# CHALLENGE:
Treat the line containing "Reverse-engineer this chart into JSON." as the first line and the final line of the material below as the last; reproduce that range exactly.

== WORKING DATA

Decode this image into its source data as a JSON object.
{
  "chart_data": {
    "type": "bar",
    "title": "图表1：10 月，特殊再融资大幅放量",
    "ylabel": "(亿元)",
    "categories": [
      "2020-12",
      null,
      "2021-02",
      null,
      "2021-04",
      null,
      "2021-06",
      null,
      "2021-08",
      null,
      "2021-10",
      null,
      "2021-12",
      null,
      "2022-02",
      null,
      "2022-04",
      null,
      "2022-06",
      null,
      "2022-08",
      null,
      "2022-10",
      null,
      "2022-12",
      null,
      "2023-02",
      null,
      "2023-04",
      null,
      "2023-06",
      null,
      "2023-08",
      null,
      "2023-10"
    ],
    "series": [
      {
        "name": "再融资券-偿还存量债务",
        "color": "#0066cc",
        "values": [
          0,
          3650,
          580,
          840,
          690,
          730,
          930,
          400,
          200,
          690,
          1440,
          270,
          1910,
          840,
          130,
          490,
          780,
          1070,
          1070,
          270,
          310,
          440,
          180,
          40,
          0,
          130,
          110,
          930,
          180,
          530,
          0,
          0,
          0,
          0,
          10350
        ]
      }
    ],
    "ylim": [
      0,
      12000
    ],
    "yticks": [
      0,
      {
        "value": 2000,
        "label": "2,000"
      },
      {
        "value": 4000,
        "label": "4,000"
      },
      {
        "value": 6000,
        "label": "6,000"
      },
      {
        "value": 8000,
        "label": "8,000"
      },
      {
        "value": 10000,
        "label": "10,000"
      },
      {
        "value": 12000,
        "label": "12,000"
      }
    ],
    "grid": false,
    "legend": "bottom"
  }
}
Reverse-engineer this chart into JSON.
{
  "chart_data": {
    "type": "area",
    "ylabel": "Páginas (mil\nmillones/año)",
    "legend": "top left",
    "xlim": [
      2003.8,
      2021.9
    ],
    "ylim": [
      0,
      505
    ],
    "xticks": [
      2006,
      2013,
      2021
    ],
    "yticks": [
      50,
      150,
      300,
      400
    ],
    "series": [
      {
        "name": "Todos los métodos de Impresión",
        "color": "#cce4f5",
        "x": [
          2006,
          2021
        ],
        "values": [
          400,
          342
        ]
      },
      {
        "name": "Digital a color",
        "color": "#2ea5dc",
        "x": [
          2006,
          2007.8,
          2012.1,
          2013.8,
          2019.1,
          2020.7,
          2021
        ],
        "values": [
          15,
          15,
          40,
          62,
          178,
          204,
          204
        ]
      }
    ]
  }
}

====

# RESULT OF THIS EXERCISE:
Reverse-engineer this chart into JSON.
{
  "chart_data": {
    "type": "area",
    "ylabel": "Páginas (mil\nmillones/año)",
    "legend": "top left",
    "xlim": [
      2003.8,
      2021.9
    ],
    "ylim": [
      0,
      505
    ],
    "xticks": [
      2006,
      2013,
      2021
    ],
    "yticks": [
      50,
      150,
      300,
      400
    ],
    "series": [
      {
        "name": "Todos los métodos de Impresión",
        "color": "#cce4f5",
        "x": [
          2006,
          2021
        ],
        "values": [
          400,
          342
        ]
      },
      {
        "name": "Digital a color",
        "color": "#2ea5dc",
        "x": [
          2006,
          2007.8,
          2012.1,
          2013.8,
          2019.1,
          2020.7,
          2021
        ],
        "values": [
          15,
          15,
          40,
          62,
          178,
          204,
          204
        ]
      }
    ]
  }
}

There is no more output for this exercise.